[Data tied to figure images]
════════

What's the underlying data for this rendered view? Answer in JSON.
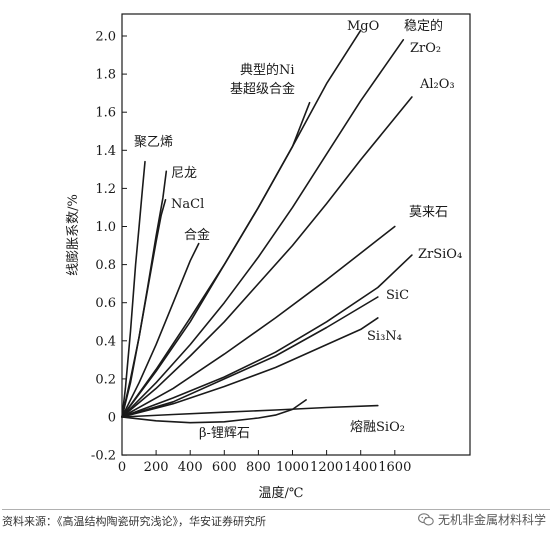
{
  "chart_data": {
    "type": "line",
    "title": "",
    "xlabel": "温度/℃",
    "ylabel": "线膨胀系数/%",
    "xlim": [
      0,
      1800
    ],
    "ylim": [
      -0.2,
      2.1
    ],
    "x_ticks": [
      "0",
      "200",
      "400",
      "600",
      "800",
      "1000",
      "1200",
      "1400",
      "1600"
    ],
    "y_ticks": [
      "-0.2",
      "0",
      "0.2",
      "0.4",
      "0.6",
      "0.8",
      "1.0",
      "1.2",
      "1.4",
      "1.6",
      "1.8",
      "2.0"
    ],
    "grid": false,
    "series": [
      {
        "name": "聚乙烯",
        "label_lines": [
          "聚乙烯"
        ],
        "x": [
          0,
          20,
          50,
          80,
          100,
          120,
          135
        ],
        "y": [
          0,
          0.15,
          0.45,
          0.8,
          1.0,
          1.2,
          1.34
        ]
      },
      {
        "name": "尼龙",
        "label_lines": [
          "尼龙"
        ],
        "x": [
          0,
          50,
          100,
          150,
          200,
          240,
          260
        ],
        "y": [
          0,
          0.18,
          0.42,
          0.68,
          0.95,
          1.15,
          1.29
        ]
      },
      {
        "name": "NaCl",
        "label_lines": [
          "NaCl"
        ],
        "x": [
          0,
          50,
          100,
          150,
          200,
          230,
          255
        ],
        "y": [
          0,
          0.2,
          0.42,
          0.67,
          0.92,
          1.06,
          1.14
        ]
      },
      {
        "name": "合金",
        "label_lines": [
          "合金"
        ],
        "x": [
          0,
          100,
          200,
          300,
          400,
          450
        ],
        "y": [
          0,
          0.18,
          0.38,
          0.6,
          0.82,
          0.91
        ]
      },
      {
        "name": "典型的Ni基超级合金",
        "label_lines": [
          "典型的Ni",
          "基超级合金"
        ],
        "x": [
          0,
          200,
          400,
          600,
          800,
          1000,
          1100
        ],
        "y": [
          0,
          0.25,
          0.52,
          0.8,
          1.1,
          1.42,
          1.65
        ]
      },
      {
        "name": "MgO",
        "label_lines": [
          "MgO"
        ],
        "x": [
          0,
          200,
          400,
          600,
          800,
          1000,
          1200,
          1400
        ],
        "y": [
          0,
          0.24,
          0.5,
          0.8,
          1.1,
          1.42,
          1.75,
          2.03
        ]
      },
      {
        "name": "稳定的ZrO2",
        "label_lines": [
          "稳定的",
          "ZrO₂"
        ],
        "x": [
          0,
          200,
          400,
          600,
          800,
          1000,
          1200,
          1400,
          1650
        ],
        "y": [
          0,
          0.18,
          0.38,
          0.6,
          0.84,
          1.1,
          1.38,
          1.66,
          1.98
        ]
      },
      {
        "name": "Al2O3",
        "label_lines": [
          "Al₂O₃"
        ],
        "x": [
          0,
          200,
          400,
          600,
          800,
          1000,
          1200,
          1400,
          1700
        ],
        "y": [
          0,
          0.15,
          0.32,
          0.5,
          0.7,
          0.9,
          1.12,
          1.35,
          1.68
        ]
      },
      {
        "name": "莫来石",
        "label_lines": [
          "莫来石"
        ],
        "x": [
          0,
          300,
          600,
          900,
          1200,
          1500,
          1600
        ],
        "y": [
          0,
          0.15,
          0.33,
          0.52,
          0.72,
          0.93,
          1.0
        ]
      },
      {
        "name": "ZrSiO4",
        "label_lines": [
          "ZrSiO₄"
        ],
        "x": [
          0,
          300,
          600,
          900,
          1200,
          1500,
          1700
        ],
        "y": [
          0,
          0.1,
          0.21,
          0.34,
          0.5,
          0.68,
          0.85
        ]
      },
      {
        "name": "SiC",
        "label_lines": [
          "SiC"
        ],
        "x": [
          0,
          300,
          600,
          900,
          1200,
          1500
        ],
        "y": [
          0,
          0.08,
          0.2,
          0.32,
          0.47,
          0.63
        ]
      },
      {
        "name": "Si3N4",
        "label_lines": [
          "Si₃N₄"
        ],
        "x": [
          0,
          300,
          600,
          900,
          1200,
          1400,
          1500
        ],
        "y": [
          0,
          0.07,
          0.16,
          0.26,
          0.38,
          0.46,
          0.52
        ]
      },
      {
        "name": "β-锂辉石",
        "label_lines": [
          "β-锂辉石"
        ],
        "x": [
          0,
          200,
          400,
          600,
          800,
          900,
          1000,
          1080
        ],
        "y": [
          0,
          -0.02,
          -0.03,
          -0.025,
          -0.005,
          0.01,
          0.04,
          0.09
        ]
      },
      {
        "name": "熔融SiO2",
        "label_lines": [
          "熔融SiO₂"
        ],
        "x": [
          0,
          300,
          600,
          900,
          1200,
          1500
        ],
        "y": [
          0,
          0.013,
          0.025,
          0.037,
          0.05,
          0.06
        ]
      }
    ]
  },
  "footer": {
    "source": "资料来源：《高温结构陶瓷研究浅论》，华安证券研究所",
    "watermark": "无机非金属材料科学"
  }
}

════════

## Required task
Every line above should be repeated exactly; pictures stay out of the copy.

## Result
What's the underlying data for this rendered view? Answer in JSON.
{
  "chart_data": {
    "type": "line",
    "title": "",
    "xlabel": "温度/℃",
    "ylabel": "线膨胀系数/%",
    "xlim": [
      0,
      1800
    ],
    "ylim": [
      -0.2,
      2.1
    ],
    "x_ticks": [
      "0",
      "200",
      "400",
      "600",
      "800",
      "1000",
      "1200",
      "1400",
      "1600"
    ],
    "y_ticks": [
      "-0.2",
      "0",
      "0.2",
      "0.4",
      "0.6",
      "0.8",
      "1.0",
      "1.2",
      "1.4",
      "1.6",
      "1.8",
      "2.0"
    ],
    "grid": false,
    "series": [
      {
        "name": "聚乙烯",
        "label_lines": [
          "聚乙烯"
        ],
        "x": [
          0,
          20,
          50,
          80,
          100,
          120,
          135
        ],
        "y": [
          0,
          0.15,
          0.45,
          0.8,
          1.0,
          1.2,
          1.34
        ]
      },
      {
        "name": "尼龙",
        "label_lines": [
          "尼龙"
        ],
        "x": [
          0,
          50,
          100,
          150,
          200,
          240,
          260
        ],
        "y": [
          0,
          0.18,
          0.42,
          0.68,
          0.95,
          1.15,
          1.29
        ]
      },
      {
        "name": "NaCl",
        "label_lines": [
          "NaCl"
        ],
        "x": [
          0,
          50,
          100,
          150,
          200,
          230,
          255
        ],
        "y": [
          0,
          0.2,
          0.42,
          0.67,
          0.92,
          1.06,
          1.14
        ]
      },
      {
        "name": "合金",
        "label_lines": [
          "合金"
        ],
        "x": [
          0,
          100,
          200,
          300,
          400,
          450
        ],
        "y": [
          0,
          0.18,
          0.38,
          0.6,
          0.82,
          0.91
        ]
      },
      {
        "name": "典型的Ni基超级合金",
        "label_lines": [
          "典型的Ni",
          "基超级合金"
        ],
        "x": [
          0,
          200,
          400,
          600,
          800,
          1000,
          1100
        ],
        "y": [
          0,
          0.25,
          0.52,
          0.8,
          1.1,
          1.42,
          1.65
        ]
      },
      {
        "name": "MgO",
        "label_lines": [
          "MgO"
        ],
        "x": [
          0,
          200,
          400,
          600,
          800,
          1000,
          1200,
          1400
        ],
        "y": [
          0,
          0.24,
          0.5,
          0.8,
          1.1,
          1.42,
          1.75,
          2.03
        ]
      },
      {
        "name": "稳定的ZrO2",
        "label_lines": [
          "稳定的",
          "ZrO₂"
        ],
        "x": [
          0,
          200,
          400,
          600,
          800,
          1000,
          1200,
          1400,
          1650
        ],
        "y": [
          0,
          0.18,
          0.38,
          0.6,
          0.84,
          1.1,
          1.38,
          1.66,
          1.98
        ]
      },
      {
        "name": "Al2O3",
        "label_lines": [
          "Al₂O₃"
        ],
        "x": [
          0,
          200,
          400,
          600,
          800,
          1000,
          1200,
          1400,
          1700
        ],
        "y": [
          0,
          0.15,
          0.32,
          0.5,
          0.7,
          0.9,
          1.12,
          1.35,
          1.68
        ]
      },
      {
        "name": "莫来石",
        "label_lines": [
          "莫来石"
        ],
        "x": [
          0,
          300,
          600,
          900,
          1200,
          1500,
          1600
        ],
        "y": [
          0,
          0.15,
          0.33,
          0.52,
          0.72,
          0.93,
          1.0
        ]
      },
      {
        "name": "ZrSiO4",
        "label_lines": [
          "ZrSiO₄"
        ],
        "x": [
          0,
          300,
          600,
          900,
          1200,
          1500,
          1700
        ],
        "y": [
          0,
          0.1,
          0.21,
          0.34,
          0.5,
          0.68,
          0.85
        ]
      },
      {
        "name": "SiC",
        "label_lines": [
          "SiC"
        ],
        "x": [
          0,
          300,
          600,
          900,
          1200,
          1500
        ],
        "y": [
          0,
          0.08,
          0.2,
          0.32,
          0.47,
          0.63
        ]
      },
      {
        "name": "Si3N4",
        "label_lines": [
          "Si₃N₄"
        ],
        "x": [
          0,
          300,
          600,
          900,
          1200,
          1400,
          1500
        ],
        "y": [
          0,
          0.07,
          0.16,
          0.26,
          0.38,
          0.46,
          0.52
        ]
      },
      {
        "name": "β-锂辉石",
        "label_lines": [
          "β-锂辉石"
        ],
        "x": [
          0,
          200,
          400,
          600,
          800,
          900,
          1000,
          1080
        ],
        "y": [
          0,
          -0.02,
          -0.03,
          -0.025,
          -0.005,
          0.01,
          0.04,
          0.09
        ]
      },
      {
        "name": "熔融SiO2",
        "label_lines": [
          "熔融SiO₂"
        ],
        "x": [
          0,
          300,
          600,
          900,
          1200,
          1500
        ],
        "y": [
          0,
          0.013,
          0.025,
          0.037,
          0.05,
          0.06
        ]
      }
    ]
  },
  "footer": {
    "source": "资料来源：《高温结构陶瓷研究浅论》，华安证券研究所",
    "watermark": "无机非金属材料科学"
  }
}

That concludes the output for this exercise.